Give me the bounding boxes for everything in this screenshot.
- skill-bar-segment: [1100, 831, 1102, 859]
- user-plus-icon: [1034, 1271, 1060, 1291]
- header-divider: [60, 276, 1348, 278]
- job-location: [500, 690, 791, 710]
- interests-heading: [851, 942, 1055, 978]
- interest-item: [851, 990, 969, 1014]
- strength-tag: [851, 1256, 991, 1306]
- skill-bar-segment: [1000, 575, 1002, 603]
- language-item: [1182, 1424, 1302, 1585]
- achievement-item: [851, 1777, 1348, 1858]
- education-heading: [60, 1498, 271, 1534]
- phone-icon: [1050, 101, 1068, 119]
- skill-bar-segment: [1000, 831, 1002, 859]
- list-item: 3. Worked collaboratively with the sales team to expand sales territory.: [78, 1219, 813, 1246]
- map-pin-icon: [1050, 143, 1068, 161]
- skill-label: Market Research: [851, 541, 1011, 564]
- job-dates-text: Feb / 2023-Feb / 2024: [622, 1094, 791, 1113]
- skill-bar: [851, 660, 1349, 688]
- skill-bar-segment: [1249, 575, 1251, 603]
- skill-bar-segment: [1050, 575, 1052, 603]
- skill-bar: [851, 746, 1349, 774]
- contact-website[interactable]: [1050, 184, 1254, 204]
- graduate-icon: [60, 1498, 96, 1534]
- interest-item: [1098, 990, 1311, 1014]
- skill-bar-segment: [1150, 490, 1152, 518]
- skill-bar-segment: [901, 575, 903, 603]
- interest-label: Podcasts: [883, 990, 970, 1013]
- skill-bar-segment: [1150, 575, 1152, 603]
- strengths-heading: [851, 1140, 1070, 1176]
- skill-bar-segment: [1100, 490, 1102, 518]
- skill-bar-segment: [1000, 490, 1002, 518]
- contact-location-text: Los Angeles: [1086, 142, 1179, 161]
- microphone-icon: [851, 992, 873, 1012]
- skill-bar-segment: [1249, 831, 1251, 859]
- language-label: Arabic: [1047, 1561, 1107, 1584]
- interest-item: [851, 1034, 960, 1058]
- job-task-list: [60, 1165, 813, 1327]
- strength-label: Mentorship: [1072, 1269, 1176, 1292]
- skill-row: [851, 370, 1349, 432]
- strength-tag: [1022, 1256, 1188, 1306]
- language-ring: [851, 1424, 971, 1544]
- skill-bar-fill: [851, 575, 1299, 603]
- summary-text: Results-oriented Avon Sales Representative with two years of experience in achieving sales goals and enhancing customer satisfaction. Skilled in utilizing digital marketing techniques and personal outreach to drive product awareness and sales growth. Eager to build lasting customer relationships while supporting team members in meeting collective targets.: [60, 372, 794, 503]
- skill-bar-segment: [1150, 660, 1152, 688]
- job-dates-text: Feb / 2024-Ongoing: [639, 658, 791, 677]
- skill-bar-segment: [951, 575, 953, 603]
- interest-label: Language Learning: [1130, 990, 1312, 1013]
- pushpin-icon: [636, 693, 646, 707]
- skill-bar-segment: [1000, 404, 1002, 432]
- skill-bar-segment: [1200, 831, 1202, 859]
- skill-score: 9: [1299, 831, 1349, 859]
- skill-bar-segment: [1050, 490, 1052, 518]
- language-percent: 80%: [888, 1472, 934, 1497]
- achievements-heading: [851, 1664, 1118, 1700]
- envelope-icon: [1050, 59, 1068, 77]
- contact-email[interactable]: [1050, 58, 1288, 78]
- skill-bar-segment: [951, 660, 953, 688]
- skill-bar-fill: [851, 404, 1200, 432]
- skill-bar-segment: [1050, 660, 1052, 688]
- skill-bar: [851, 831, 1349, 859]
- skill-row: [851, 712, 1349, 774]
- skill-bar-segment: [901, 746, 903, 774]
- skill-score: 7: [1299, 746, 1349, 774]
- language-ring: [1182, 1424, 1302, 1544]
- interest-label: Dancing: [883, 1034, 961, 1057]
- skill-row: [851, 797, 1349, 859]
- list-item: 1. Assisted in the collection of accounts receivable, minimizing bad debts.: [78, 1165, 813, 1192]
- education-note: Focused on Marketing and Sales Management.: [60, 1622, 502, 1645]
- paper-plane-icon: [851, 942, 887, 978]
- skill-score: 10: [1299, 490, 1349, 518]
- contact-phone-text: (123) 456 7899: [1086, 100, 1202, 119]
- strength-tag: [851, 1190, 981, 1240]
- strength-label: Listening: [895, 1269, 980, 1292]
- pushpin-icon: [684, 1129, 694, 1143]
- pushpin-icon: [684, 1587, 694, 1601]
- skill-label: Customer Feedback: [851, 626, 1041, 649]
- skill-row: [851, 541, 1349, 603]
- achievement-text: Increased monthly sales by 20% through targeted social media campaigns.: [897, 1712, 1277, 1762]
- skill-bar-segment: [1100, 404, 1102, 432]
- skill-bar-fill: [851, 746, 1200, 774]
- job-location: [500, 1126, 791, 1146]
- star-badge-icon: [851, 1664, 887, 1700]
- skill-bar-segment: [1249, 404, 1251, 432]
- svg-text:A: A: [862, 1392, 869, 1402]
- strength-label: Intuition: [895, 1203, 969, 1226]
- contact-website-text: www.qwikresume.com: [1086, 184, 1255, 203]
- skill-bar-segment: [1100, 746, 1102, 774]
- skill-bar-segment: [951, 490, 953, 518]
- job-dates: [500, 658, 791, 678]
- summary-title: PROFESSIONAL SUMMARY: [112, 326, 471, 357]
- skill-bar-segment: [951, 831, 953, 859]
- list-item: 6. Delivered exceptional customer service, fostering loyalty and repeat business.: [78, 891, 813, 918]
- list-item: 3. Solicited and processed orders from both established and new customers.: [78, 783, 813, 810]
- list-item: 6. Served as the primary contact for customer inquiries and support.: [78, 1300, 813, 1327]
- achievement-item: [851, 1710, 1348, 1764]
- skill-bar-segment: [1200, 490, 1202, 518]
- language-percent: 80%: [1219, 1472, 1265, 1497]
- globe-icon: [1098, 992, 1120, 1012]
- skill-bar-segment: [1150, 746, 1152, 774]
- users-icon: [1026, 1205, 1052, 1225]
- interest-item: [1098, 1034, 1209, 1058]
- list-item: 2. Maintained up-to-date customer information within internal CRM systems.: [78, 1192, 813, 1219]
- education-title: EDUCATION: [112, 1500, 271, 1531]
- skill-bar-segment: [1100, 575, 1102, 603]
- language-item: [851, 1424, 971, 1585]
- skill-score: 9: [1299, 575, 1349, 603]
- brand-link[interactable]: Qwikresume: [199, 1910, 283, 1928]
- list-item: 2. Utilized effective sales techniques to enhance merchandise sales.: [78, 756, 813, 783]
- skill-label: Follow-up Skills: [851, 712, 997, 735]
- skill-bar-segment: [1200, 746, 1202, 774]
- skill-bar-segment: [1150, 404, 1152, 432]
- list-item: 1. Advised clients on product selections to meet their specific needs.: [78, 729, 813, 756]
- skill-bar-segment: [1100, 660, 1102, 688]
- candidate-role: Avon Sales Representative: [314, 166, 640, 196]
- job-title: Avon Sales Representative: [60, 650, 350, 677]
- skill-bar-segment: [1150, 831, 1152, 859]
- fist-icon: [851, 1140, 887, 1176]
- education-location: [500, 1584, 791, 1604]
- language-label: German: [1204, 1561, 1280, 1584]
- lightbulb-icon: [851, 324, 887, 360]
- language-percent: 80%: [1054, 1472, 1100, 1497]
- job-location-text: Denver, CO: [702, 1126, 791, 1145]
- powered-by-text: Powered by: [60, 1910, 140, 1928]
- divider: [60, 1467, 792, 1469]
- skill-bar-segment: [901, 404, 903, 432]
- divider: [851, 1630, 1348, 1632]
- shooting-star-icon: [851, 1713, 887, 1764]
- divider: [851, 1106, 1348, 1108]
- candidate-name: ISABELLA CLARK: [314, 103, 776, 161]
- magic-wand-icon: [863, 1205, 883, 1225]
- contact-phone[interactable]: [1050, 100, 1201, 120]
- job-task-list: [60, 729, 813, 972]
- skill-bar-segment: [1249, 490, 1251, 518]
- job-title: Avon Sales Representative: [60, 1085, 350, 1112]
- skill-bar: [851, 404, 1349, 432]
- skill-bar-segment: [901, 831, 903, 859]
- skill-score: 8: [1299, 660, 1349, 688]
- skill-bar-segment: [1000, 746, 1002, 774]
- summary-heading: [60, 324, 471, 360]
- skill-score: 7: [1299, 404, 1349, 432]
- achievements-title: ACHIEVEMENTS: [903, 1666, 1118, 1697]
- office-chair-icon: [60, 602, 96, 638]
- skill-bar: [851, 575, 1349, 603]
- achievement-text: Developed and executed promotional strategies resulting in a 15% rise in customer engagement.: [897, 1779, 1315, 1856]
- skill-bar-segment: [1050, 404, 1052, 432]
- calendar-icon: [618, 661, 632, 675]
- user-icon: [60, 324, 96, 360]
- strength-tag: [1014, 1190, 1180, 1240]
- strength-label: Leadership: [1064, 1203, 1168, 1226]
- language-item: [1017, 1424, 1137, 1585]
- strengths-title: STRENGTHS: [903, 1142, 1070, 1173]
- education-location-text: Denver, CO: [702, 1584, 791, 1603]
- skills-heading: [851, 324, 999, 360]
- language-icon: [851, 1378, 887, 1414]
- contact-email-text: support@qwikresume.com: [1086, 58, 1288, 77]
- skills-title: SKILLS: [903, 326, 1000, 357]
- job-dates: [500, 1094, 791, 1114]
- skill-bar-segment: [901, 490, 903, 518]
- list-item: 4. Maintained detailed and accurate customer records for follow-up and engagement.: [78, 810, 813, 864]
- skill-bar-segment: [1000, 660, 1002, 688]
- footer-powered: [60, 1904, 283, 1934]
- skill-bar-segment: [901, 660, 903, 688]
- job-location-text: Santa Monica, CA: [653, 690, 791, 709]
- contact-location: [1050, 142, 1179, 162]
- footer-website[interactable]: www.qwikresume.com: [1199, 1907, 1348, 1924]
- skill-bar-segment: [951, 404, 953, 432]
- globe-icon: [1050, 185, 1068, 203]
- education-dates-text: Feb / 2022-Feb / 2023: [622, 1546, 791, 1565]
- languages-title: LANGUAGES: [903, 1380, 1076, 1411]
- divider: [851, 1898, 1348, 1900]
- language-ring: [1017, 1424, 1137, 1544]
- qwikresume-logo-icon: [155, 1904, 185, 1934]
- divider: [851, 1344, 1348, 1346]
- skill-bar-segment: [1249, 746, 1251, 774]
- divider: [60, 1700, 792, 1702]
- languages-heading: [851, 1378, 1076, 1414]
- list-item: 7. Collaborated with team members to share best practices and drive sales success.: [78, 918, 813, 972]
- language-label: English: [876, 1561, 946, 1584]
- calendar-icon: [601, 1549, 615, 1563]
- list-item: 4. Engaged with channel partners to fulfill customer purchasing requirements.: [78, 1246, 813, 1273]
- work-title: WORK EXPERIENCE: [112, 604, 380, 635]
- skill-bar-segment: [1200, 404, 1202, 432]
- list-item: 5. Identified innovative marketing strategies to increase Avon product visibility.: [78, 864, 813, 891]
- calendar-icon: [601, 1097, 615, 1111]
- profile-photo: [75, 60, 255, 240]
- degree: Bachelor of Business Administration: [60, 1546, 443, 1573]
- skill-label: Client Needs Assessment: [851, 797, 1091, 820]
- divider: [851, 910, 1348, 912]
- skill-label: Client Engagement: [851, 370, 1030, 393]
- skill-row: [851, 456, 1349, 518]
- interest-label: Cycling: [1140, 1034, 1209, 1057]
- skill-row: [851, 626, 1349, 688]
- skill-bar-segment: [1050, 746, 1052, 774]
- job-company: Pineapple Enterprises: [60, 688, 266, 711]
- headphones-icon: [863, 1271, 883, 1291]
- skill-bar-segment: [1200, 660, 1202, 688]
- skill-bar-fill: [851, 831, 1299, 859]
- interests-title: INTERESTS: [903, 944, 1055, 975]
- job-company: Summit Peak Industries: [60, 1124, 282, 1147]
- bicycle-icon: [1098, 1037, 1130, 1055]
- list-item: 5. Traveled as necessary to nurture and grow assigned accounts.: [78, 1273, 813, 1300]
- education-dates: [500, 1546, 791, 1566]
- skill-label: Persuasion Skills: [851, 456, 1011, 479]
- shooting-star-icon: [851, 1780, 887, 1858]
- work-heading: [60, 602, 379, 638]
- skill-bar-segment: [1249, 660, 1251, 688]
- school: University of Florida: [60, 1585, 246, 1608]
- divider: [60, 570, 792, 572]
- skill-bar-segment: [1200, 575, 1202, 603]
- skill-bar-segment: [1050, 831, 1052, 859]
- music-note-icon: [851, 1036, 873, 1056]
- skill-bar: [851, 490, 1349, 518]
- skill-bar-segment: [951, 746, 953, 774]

= = = =

Print the rows exactly as they appear, from the start of the rows down to the line that contains "- language-item: [1182, 1424, 1302, 1585]", including that line.

Answer for the task:
Give me the bounding boxes for everything in this screenshot.
- skill-bar-segment: [1100, 831, 1102, 859]
- user-plus-icon: [1034, 1271, 1060, 1291]
- header-divider: [60, 276, 1348, 278]
- job-location: [500, 690, 791, 710]
- interests-heading: [851, 942, 1055, 978]
- interest-item: [851, 990, 969, 1014]
- strength-tag: [851, 1256, 991, 1306]
- skill-bar-segment: [1000, 575, 1002, 603]
- language-item: [1182, 1424, 1302, 1585]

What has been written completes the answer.